Wherever the string "this" occurs in a line of these records, report that line.

--- BEGIN DATA SECTION ---

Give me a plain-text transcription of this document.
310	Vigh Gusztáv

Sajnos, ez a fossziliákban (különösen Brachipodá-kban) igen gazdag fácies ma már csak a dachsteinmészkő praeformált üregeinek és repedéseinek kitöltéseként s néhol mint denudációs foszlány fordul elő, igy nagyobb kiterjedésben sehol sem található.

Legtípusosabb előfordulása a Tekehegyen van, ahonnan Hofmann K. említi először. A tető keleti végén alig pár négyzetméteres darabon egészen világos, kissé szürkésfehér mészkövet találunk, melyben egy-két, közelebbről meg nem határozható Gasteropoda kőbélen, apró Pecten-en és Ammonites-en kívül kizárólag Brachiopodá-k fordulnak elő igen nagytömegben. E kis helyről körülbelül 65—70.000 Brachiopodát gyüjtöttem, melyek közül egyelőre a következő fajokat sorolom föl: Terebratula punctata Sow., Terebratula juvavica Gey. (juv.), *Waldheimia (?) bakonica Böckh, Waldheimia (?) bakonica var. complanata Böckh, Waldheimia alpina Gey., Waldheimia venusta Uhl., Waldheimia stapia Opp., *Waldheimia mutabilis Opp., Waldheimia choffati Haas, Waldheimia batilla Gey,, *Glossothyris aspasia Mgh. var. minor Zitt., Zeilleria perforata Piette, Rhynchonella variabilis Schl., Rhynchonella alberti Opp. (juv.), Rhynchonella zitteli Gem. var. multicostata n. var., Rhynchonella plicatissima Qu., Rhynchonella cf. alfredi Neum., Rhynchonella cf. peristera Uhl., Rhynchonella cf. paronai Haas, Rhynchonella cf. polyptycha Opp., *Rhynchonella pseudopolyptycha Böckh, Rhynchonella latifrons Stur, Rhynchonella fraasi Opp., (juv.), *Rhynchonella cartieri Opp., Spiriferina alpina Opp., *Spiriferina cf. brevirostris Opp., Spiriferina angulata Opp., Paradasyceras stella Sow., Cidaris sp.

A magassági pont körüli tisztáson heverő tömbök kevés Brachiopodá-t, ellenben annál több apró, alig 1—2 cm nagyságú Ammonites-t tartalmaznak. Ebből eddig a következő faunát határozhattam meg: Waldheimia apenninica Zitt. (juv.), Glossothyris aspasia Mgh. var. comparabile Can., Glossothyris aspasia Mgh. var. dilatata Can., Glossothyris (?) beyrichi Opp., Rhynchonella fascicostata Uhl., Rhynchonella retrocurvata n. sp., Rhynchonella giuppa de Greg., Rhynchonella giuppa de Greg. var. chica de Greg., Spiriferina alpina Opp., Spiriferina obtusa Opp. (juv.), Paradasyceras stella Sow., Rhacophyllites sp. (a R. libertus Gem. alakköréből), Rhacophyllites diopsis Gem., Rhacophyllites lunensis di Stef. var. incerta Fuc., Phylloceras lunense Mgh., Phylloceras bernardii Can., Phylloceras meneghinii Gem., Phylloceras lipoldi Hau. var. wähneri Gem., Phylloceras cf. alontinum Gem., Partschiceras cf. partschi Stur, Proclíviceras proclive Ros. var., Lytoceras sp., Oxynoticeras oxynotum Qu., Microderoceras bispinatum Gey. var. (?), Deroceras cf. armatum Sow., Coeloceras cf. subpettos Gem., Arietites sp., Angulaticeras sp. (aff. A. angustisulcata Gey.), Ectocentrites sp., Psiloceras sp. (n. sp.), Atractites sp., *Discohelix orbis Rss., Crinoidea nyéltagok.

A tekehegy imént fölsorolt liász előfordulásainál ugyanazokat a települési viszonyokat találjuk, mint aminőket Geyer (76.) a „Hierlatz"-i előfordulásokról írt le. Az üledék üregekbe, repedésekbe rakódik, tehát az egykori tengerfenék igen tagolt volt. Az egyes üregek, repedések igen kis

--- END DATA SECTION ---
--- BEGIN DATA SECTION ---

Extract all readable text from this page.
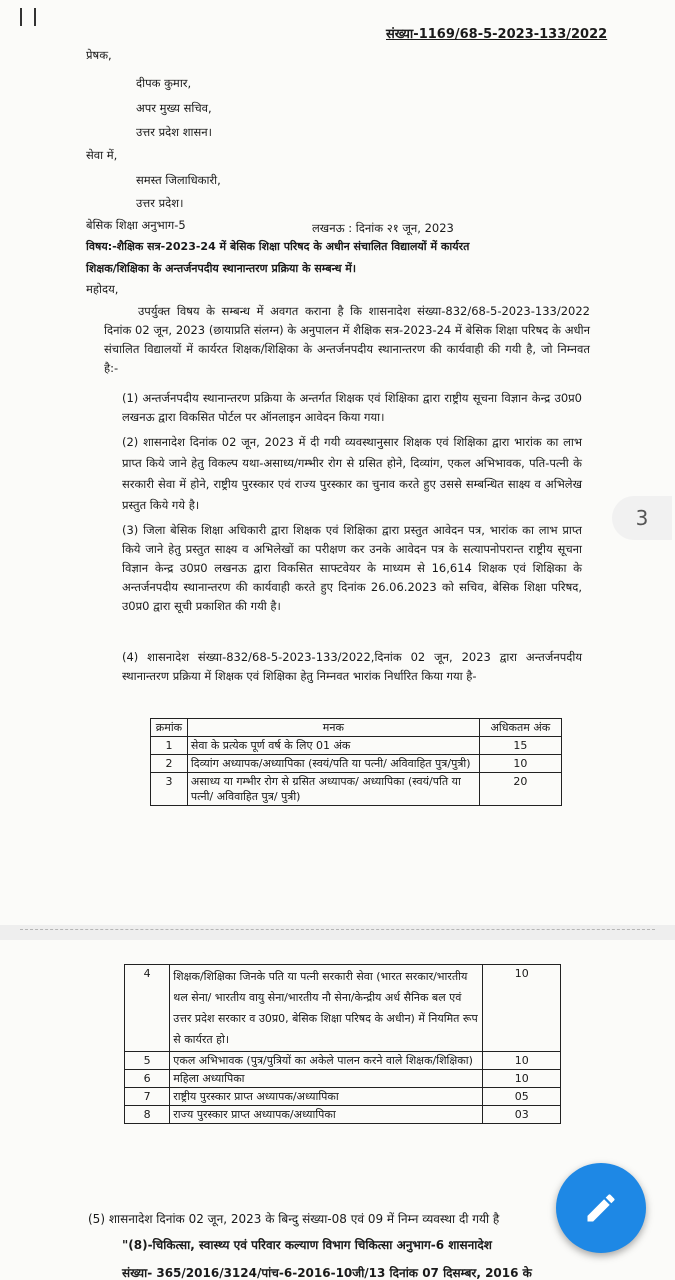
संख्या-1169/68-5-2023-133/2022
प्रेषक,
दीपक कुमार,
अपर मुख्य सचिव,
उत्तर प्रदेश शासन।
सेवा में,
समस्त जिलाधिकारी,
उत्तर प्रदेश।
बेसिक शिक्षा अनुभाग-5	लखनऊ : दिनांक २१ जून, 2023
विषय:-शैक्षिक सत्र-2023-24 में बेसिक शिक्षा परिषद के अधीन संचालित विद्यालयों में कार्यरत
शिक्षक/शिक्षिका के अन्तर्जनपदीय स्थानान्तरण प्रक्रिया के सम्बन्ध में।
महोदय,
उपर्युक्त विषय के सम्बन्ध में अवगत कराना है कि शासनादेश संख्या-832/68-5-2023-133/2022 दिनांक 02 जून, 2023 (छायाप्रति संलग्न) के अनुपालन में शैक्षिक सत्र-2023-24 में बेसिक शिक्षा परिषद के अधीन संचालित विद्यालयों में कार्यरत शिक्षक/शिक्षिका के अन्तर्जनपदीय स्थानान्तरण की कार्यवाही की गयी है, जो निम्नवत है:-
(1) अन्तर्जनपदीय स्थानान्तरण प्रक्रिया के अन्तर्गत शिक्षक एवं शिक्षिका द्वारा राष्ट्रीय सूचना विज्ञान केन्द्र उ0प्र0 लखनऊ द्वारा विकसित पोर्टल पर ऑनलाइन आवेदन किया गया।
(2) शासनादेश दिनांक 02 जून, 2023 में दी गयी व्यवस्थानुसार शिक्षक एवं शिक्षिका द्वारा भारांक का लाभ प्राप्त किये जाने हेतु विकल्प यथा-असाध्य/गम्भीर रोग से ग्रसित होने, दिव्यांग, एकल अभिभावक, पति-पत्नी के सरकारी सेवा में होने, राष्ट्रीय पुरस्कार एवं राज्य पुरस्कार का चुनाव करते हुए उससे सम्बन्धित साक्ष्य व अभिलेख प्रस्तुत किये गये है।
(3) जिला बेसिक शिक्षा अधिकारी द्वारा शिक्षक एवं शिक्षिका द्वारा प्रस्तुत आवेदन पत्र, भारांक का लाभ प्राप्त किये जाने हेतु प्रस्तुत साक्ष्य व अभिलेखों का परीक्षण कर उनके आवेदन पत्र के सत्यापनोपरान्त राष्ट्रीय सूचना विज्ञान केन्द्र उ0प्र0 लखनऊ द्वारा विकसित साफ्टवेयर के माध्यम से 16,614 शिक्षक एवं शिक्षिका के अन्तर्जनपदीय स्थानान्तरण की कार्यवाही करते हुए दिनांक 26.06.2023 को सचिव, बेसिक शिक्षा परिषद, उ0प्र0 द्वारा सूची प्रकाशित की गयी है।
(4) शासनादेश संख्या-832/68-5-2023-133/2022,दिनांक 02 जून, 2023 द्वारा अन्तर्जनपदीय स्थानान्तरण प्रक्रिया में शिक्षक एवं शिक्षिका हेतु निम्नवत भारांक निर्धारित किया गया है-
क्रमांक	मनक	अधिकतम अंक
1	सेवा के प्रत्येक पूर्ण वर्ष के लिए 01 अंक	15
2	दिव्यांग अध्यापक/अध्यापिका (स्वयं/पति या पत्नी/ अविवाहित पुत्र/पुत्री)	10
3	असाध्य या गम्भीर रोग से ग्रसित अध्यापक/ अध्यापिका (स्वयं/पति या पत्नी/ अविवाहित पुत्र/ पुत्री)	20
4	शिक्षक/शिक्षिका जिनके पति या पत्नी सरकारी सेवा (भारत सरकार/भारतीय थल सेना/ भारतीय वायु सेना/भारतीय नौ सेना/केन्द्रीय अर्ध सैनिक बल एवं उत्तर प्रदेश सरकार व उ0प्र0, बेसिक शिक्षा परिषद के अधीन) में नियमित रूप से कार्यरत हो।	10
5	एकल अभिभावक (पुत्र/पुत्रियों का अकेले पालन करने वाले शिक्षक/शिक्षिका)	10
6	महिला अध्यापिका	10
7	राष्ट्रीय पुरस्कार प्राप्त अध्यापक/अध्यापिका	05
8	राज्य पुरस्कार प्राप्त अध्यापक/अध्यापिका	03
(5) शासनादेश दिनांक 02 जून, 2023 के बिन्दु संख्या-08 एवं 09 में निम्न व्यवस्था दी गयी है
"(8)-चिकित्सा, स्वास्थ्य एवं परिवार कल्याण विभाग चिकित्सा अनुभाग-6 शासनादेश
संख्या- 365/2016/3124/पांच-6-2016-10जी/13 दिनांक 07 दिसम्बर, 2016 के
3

--- END DATA SECTION ---

### WRITTEN REPLY
Give me a plain-text transcription of this document.
Extract all readable text from this page.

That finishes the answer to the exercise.